━━━ RECORD EXTRACTS

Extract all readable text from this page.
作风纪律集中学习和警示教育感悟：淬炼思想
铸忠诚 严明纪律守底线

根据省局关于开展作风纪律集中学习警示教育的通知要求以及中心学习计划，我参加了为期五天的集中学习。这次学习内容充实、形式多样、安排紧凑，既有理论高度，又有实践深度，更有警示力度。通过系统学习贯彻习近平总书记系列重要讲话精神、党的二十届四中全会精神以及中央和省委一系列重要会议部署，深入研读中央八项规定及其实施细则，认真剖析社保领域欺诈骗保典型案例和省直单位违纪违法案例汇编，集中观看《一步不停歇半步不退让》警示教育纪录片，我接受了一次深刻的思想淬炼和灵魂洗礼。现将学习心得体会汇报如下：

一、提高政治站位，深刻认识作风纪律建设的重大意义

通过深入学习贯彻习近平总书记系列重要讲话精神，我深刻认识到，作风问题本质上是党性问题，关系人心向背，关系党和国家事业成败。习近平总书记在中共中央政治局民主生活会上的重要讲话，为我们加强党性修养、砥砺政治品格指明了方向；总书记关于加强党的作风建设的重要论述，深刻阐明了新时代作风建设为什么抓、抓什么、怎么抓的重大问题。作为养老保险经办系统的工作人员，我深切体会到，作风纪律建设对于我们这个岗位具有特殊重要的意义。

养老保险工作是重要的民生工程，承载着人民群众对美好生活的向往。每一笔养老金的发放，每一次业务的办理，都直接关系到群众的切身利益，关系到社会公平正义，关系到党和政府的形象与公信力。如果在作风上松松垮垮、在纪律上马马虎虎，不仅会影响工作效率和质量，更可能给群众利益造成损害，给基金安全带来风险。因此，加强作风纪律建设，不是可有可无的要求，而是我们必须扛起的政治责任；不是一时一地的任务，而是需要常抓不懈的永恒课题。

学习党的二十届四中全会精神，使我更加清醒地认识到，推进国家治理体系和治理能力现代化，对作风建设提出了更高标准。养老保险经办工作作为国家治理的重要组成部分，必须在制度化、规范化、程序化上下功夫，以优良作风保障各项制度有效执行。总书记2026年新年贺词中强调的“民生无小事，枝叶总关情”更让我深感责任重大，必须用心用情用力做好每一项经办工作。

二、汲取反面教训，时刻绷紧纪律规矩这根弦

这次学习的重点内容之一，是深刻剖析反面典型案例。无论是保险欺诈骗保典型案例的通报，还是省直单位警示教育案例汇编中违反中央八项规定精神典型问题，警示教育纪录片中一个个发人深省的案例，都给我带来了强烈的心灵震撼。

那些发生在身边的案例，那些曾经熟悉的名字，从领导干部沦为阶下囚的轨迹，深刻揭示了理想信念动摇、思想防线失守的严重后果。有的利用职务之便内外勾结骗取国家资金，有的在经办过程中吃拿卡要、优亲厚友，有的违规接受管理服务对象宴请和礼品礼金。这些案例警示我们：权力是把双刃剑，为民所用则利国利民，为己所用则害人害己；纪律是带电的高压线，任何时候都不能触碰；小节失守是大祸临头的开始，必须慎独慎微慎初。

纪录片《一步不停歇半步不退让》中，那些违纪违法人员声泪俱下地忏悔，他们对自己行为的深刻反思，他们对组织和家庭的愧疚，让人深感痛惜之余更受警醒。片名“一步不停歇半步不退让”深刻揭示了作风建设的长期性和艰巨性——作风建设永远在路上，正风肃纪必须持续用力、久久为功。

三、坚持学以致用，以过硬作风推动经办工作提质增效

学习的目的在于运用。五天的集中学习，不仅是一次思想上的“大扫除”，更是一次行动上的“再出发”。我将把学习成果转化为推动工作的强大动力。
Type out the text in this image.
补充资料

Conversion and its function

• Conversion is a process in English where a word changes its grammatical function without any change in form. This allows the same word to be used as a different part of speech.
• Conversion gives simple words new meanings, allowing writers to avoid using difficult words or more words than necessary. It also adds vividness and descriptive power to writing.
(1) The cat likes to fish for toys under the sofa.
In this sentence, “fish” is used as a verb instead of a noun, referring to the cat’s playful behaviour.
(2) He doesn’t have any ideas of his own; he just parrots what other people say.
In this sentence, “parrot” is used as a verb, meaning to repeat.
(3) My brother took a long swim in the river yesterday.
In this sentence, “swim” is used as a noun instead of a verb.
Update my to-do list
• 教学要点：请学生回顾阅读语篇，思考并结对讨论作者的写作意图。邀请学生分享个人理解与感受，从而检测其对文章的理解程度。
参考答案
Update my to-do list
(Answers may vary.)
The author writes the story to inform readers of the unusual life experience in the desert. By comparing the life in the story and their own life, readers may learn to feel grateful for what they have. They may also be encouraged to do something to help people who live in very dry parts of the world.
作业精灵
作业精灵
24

━━━━━━

EXERCISE OBJECTIVE: Scan the material line by line and report each one that contains "fish".

FULL SOLUTION:
(1) The cat likes to fish for toys under the sofa.
In this sentence, “fish” is used as a verb instead of a noun, referring to the cat’s playful behaviour.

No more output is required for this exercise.